* PROVIDED RECORDS
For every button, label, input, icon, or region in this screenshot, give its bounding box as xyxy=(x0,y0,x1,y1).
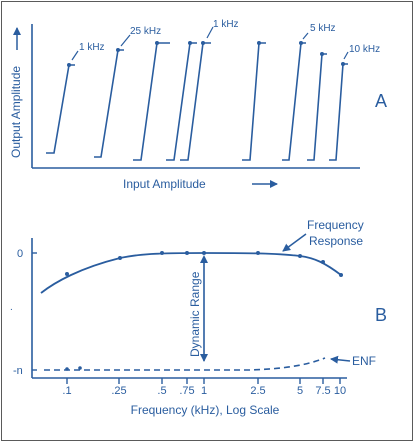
x-tick-label: .5 xyxy=(157,385,166,397)
panel-a-x-axis-label: Input Amplitude xyxy=(123,177,206,191)
frequency-response-point xyxy=(160,251,164,255)
panel-a-dot xyxy=(116,48,120,52)
panel-a-dot xyxy=(341,62,345,66)
x-tick-label: 7.5 xyxy=(315,385,330,397)
enf-pointer xyxy=(330,355,351,364)
panel-a-y-axis-label: Output Amplitude xyxy=(9,66,23,158)
panel-b-y-tick-label-0: 0 xyxy=(17,248,23,260)
x-tick-label: 5 xyxy=(297,385,303,397)
panel-a-dot xyxy=(67,63,71,67)
curve-label-leader xyxy=(71,50,79,61)
panel-a-curve-3 xyxy=(133,42,170,161)
panel-a: Output Amplitude Input Amplitude xyxy=(9,19,387,191)
panel-b-letter: B xyxy=(375,305,387,325)
frequency-response-point xyxy=(65,272,69,276)
frequency-response-pointer xyxy=(282,233,307,252)
frequency-response-point xyxy=(298,254,302,258)
frequency-response-point xyxy=(185,251,189,255)
curve-label-leader xyxy=(120,34,131,47)
enf-curve xyxy=(44,357,326,371)
panel-a-dot xyxy=(201,41,205,45)
curve-label-leader xyxy=(302,32,309,40)
panel-a-curve-9 xyxy=(329,63,348,161)
x-tick-label: 2.5 xyxy=(250,385,265,397)
panel-a-curve-4 xyxy=(166,42,197,161)
curve-label-25khz: 25 kHz xyxy=(130,26,161,37)
panel-a-curve-8 xyxy=(307,53,327,161)
frequency-response-point xyxy=(321,260,325,264)
panel-b-x-axis-label: Frequency (kHz), Log Scale xyxy=(131,403,280,417)
frequency-response-point xyxy=(118,256,122,260)
x-tick-label: 1 xyxy=(201,385,207,397)
panel-a-curve-2 xyxy=(94,49,124,158)
frequency-response-point xyxy=(256,251,260,255)
panel-a-curve-7 xyxy=(282,42,306,161)
curve-label-10khz: 10 kHz xyxy=(349,44,380,55)
x-tick-label: .1 xyxy=(62,385,71,397)
panel-b-small-mark: . xyxy=(10,302,13,313)
curve-label-leader xyxy=(343,51,349,60)
panel-a-curve-1 xyxy=(46,64,75,154)
panel-a-dot xyxy=(320,52,324,56)
curve-label-1khz-b: 1 kHz xyxy=(213,19,239,30)
curve-label-1khz-a: 1 kHz xyxy=(79,42,105,53)
frequency-response-label-line2: Response xyxy=(309,234,363,248)
frequency-response-label-line1: Frequency xyxy=(307,218,364,232)
panel-a-curve-6 xyxy=(242,42,266,161)
panel-b-y-tick-label-n: -n xyxy=(13,365,23,377)
enf-point xyxy=(65,367,69,371)
panel-a-dot xyxy=(299,41,303,45)
panel-a-dot xyxy=(155,41,159,45)
panel-a-dot xyxy=(257,41,261,45)
frequency-response-point xyxy=(339,273,343,277)
enf-label: ENF xyxy=(352,354,376,368)
panel-a-dot xyxy=(188,41,192,45)
x-tick-label: 10 xyxy=(334,385,346,397)
curve-label-5khz: 5 kHz xyxy=(310,23,336,34)
panel-a-letter: A xyxy=(375,91,387,111)
x-tick-label: .25 xyxy=(111,385,126,397)
x-tick-label: .75 xyxy=(179,385,194,397)
panel-b: 0 -n .1 .25 .5 .75 1 2.5 5 7.5 10 xyxy=(10,218,387,417)
panel-a-curve-5 xyxy=(180,42,211,161)
enf-point xyxy=(78,366,82,370)
dynamic-range-label: Dynamic Range xyxy=(188,271,202,357)
curve-label-leader xyxy=(206,26,214,39)
frequency-response-point xyxy=(202,251,206,255)
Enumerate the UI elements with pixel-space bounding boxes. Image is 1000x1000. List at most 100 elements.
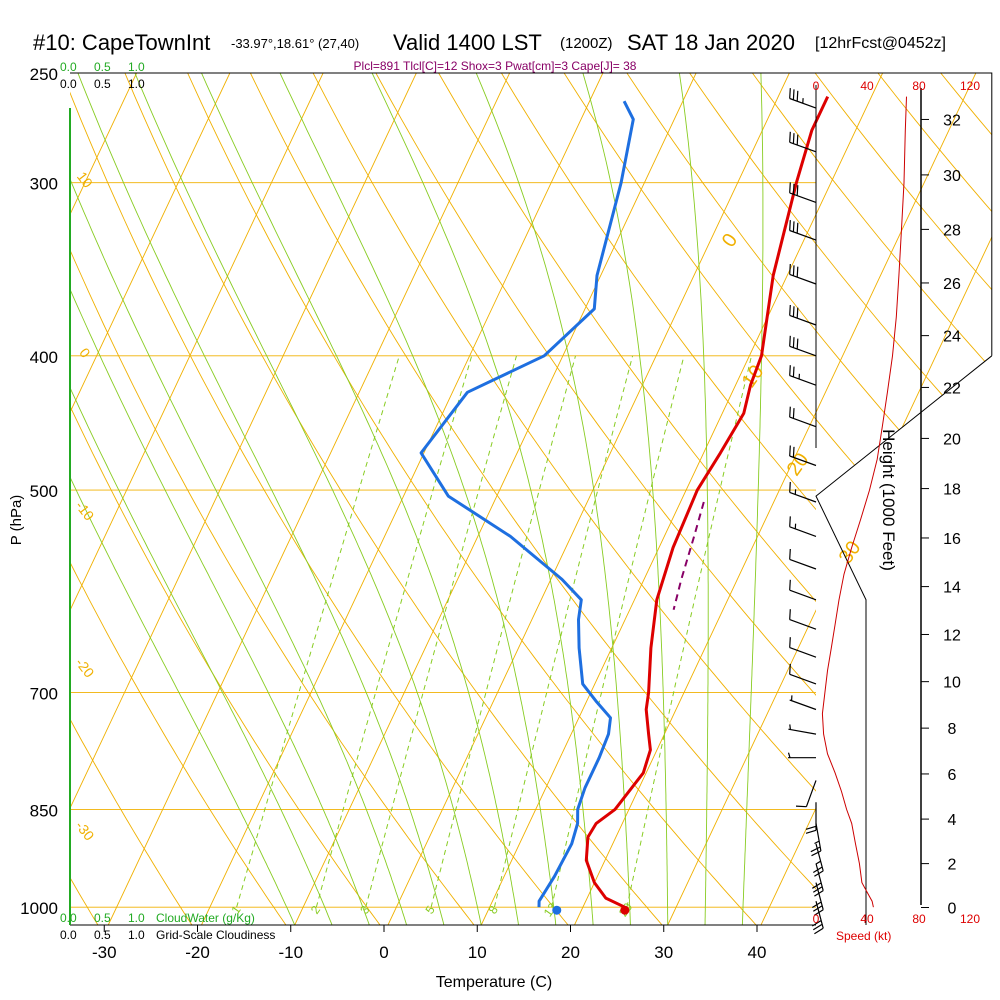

* OBJECTIVE
Switch every "panel-a-dot" to "panel-a-marker" in all the entries above and give them again with nothing else changed. Leave the pictures out.

* SOLVED EXERCISE
For every button, label, input, icon, or region in this screenshot, give its bounding box as xyxy=(x0,y0,x1,y1).
x-tick-label: .5 xyxy=(157,385,166,397)
panel-a-x-axis-label: Input Amplitude xyxy=(123,177,206,191)
frequency-response-point xyxy=(160,251,164,255)
panel-a-marker xyxy=(116,48,120,52)
panel-a-marker xyxy=(341,62,345,66)
x-tick-label: 7.5 xyxy=(315,385,330,397)
enf-pointer xyxy=(330,355,351,364)
panel-a-y-axis-label: Output Amplitude xyxy=(9,66,23,158)
panel-b-y-tick-label-0: 0 xyxy=(17,248,23,260)
x-tick-label: 5 xyxy=(297,385,303,397)
panel-a-marker xyxy=(67,63,71,67)
curve-label-leader xyxy=(71,50,79,61)
panel-a-curve-3 xyxy=(133,42,170,161)
panel-a: Output Amplitude Input Amplitude xyxy=(9,19,387,191)
panel-b-letter: B xyxy=(375,305,387,325)
frequency-response-point xyxy=(65,272,69,276)
frequency-response-pointer xyxy=(282,233,307,252)
frequency-response-point xyxy=(298,254,302,258)
frequency-response-point xyxy=(185,251,189,255)
curve-label-leader xyxy=(120,34,131,47)
enf-curve xyxy=(44,357,326,371)
panel-a-marker xyxy=(201,41,205,45)
curve-label-leader xyxy=(302,32,309,40)
panel-a-curve-9 xyxy=(329,63,348,161)
x-tick-label: 2.5 xyxy=(250,385,265,397)
panel-a-curve-4 xyxy=(166,42,197,161)
curve-label-25khz: 25 kHz xyxy=(130,26,161,37)
panel-a-curve-8 xyxy=(307,53,327,161)
frequency-response-point xyxy=(321,260,325,264)
panel-b-x-axis-label: Frequency (kHz), Log Scale xyxy=(131,403,280,417)
frequency-response-point xyxy=(118,256,122,260)
x-tick-label: 1 xyxy=(201,385,207,397)
panel-a-curve-2 xyxy=(94,49,124,158)
frequency-response-point xyxy=(256,251,260,255)
panel-a-curve-7 xyxy=(282,42,306,161)
curve-label-10khz: 10 kHz xyxy=(349,44,380,55)
x-tick-label: .1 xyxy=(62,385,71,397)
panel-b-small-mark: . xyxy=(10,302,13,313)
curve-label-leader xyxy=(343,51,349,60)
panel-a-curve-1 xyxy=(46,64,75,154)
panel-a-marker xyxy=(320,52,324,56)
curve-label-1khz-b: 1 kHz xyxy=(213,19,239,30)
curve-label-1khz-a: 1 kHz xyxy=(79,42,105,53)
frequency-response-label-line2: Response xyxy=(309,234,363,248)
frequency-response-label-line1: Frequency xyxy=(307,218,364,232)
panel-a-curve-6 xyxy=(242,42,266,161)
panel-b-y-tick-label-n: -n xyxy=(13,365,23,377)
enf-point xyxy=(65,367,69,371)
panel-a-marker xyxy=(299,41,303,45)
panel-a-marker xyxy=(155,41,159,45)
panel-a-marker xyxy=(257,41,261,45)
frequency-response-point xyxy=(339,273,343,277)
enf-label: ENF xyxy=(352,354,376,368)
panel-a-marker xyxy=(188,41,192,45)
x-tick-label: 10 xyxy=(334,385,346,397)
curve-label-5khz: 5 kHz xyxy=(310,23,336,34)
panel-a-letter: A xyxy=(375,91,387,111)
x-tick-label: .25 xyxy=(111,385,126,397)
x-tick-label: .75 xyxy=(179,385,194,397)
panel-b: 0 -n .1 .25 .5 .75 1 2.5 5 7.5 10 xyxy=(10,218,387,417)
panel-a-curve-5 xyxy=(180,42,211,161)
enf-point xyxy=(78,366,82,370)
dynamic-range-label: Dynamic Range xyxy=(188,271,202,357)
curve-label-leader xyxy=(206,26,214,39)
frequency-response-point xyxy=(202,251,206,255)
Enumerate the UI elements with pixel-space bounding boxes. Image is 1000x1000. List at most 100 elements.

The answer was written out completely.